● **Exercise requirements**: Write out every entry precisely as given, leaving the pictures out.

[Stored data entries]
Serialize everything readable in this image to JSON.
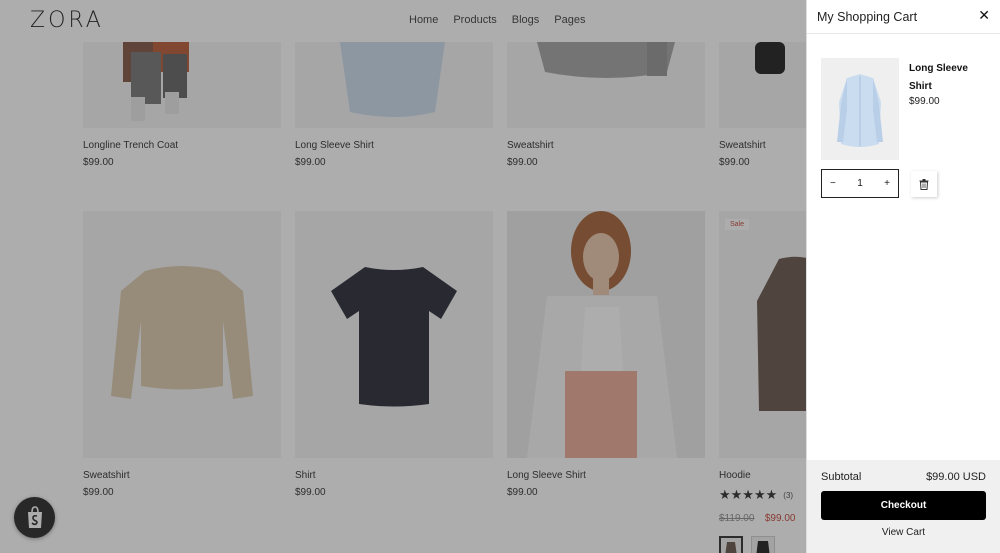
{
  "header": {
    "logo": "ZORA",
    "nav": [
      "Home",
      "Products",
      "Blogs",
      "Pages"
    ]
  },
  "products_row1": [
    {
      "name": "Longline Trench Coat",
      "price": "$99.00"
    },
    {
      "name": "Long Sleeve Shirt",
      "price": "$99.00"
    },
    {
      "name": "Sweatshirt",
      "price": "$99.00"
    },
    {
      "name": "Sweatshirt",
      "price": "$99.00"
    }
  ],
  "products_row2": [
    {
      "name": "Sweatshirt",
      "price": "$99.00"
    },
    {
      "name": "Shirt",
      "price": "$99.00"
    },
    {
      "name": "Long Sleeve Shirt",
      "price": "$99.00"
    },
    {
      "name": "Hoodie",
      "badge": "Sale",
      "stars": "★★★★★",
      "rating_count": "(3)",
      "old_price": "$119.00",
      "price": "$99.00"
    }
  ],
  "cart": {
    "title": "My Shopping Cart",
    "close_icon": "close-icon",
    "item": {
      "name": "Long Sleeve Shirt",
      "price": "$99.00",
      "quantity": "1",
      "minus": "−",
      "plus": "+"
    },
    "subtotal_label": "Subtotal",
    "subtotal_value": "$99.00 USD",
    "checkout_label": "Checkout",
    "view_cart_label": "View Cart"
  },
  "colors": {
    "accent": "#000000",
    "sale": "#c0392b",
    "overlay": "rgba(60,60,60,0.42)"
  }
}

● **Solved exercise**:
Serialize everything readable in this image to JSON.
{
  "header": {
    "logo": "ZORA",
    "nav": [
      "Home",
      "Products",
      "Blogs",
      "Pages"
    ]
  },
  "products_row1": [
    {
      "name": "Longline Trench Coat",
      "price": "$99.00"
    },
    {
      "name": "Long Sleeve Shirt",
      "price": "$99.00"
    },
    {
      "name": "Sweatshirt",
      "price": "$99.00"
    },
    {
      "name": "Sweatshirt",
      "price": "$99.00"
    }
  ],
  "products_row2": [
    {
      "name": "Sweatshirt",
      "price": "$99.00"
    },
    {
      "name": "Shirt",
      "price": "$99.00"
    },
    {
      "name": "Long Sleeve Shirt",
      "price": "$99.00"
    },
    {
      "name": "Hoodie",
      "badge": "Sale",
      "stars": "★★★★★",
      "rating_count": "(3)",
      "old_price": "$119.00",
      "price": "$99.00"
    }
  ],
  "cart": {
    "title": "My Shopping Cart",
    "close_icon": "close-icon",
    "item": {
      "name": "Long Sleeve Shirt",
      "price": "$99.00",
      "quantity": "1",
      "minus": "−",
      "plus": "+"
    },
    "subtotal_label": "Subtotal",
    "subtotal_value": "$99.00 USD",
    "checkout_label": "Checkout",
    "view_cart_label": "View Cart"
  },
  "colors": {
    "accent": "#000000",
    "sale": "#c0392b",
    "overlay": "rgba(60,60,60,0.42)"
  }
}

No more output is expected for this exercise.